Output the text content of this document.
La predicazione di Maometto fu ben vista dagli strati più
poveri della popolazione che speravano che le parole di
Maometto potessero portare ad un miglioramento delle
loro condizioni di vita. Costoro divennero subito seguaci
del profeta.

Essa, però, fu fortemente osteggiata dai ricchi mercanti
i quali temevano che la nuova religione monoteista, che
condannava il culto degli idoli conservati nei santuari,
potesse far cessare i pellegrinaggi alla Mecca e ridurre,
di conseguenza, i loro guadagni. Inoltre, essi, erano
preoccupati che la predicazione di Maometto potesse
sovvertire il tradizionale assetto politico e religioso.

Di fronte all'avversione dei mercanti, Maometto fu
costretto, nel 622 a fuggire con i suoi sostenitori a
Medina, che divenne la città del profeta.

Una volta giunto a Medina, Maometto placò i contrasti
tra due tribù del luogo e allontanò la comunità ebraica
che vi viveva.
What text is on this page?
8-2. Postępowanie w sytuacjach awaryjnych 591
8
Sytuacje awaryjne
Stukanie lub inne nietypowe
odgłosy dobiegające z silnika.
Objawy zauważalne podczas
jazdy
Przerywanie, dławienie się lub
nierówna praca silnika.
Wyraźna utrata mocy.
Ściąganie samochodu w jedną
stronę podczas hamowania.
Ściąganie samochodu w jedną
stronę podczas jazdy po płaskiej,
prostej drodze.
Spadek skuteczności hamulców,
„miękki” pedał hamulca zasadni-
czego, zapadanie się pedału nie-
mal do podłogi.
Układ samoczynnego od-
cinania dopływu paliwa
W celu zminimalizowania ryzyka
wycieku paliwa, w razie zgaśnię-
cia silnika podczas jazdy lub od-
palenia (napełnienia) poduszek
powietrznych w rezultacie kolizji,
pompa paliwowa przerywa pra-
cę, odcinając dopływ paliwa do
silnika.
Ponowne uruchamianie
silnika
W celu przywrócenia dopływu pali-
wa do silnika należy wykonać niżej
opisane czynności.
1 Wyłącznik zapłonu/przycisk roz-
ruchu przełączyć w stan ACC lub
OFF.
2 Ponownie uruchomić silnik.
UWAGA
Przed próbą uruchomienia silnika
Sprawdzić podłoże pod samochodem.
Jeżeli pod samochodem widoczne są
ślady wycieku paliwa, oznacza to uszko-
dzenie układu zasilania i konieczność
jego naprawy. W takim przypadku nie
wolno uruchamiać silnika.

__________

Short task: List all lines where "celu" occurs.

Answer to this problem:
W celu zminimalizowania ryzyka
W celu przywrócenia dopływu pali-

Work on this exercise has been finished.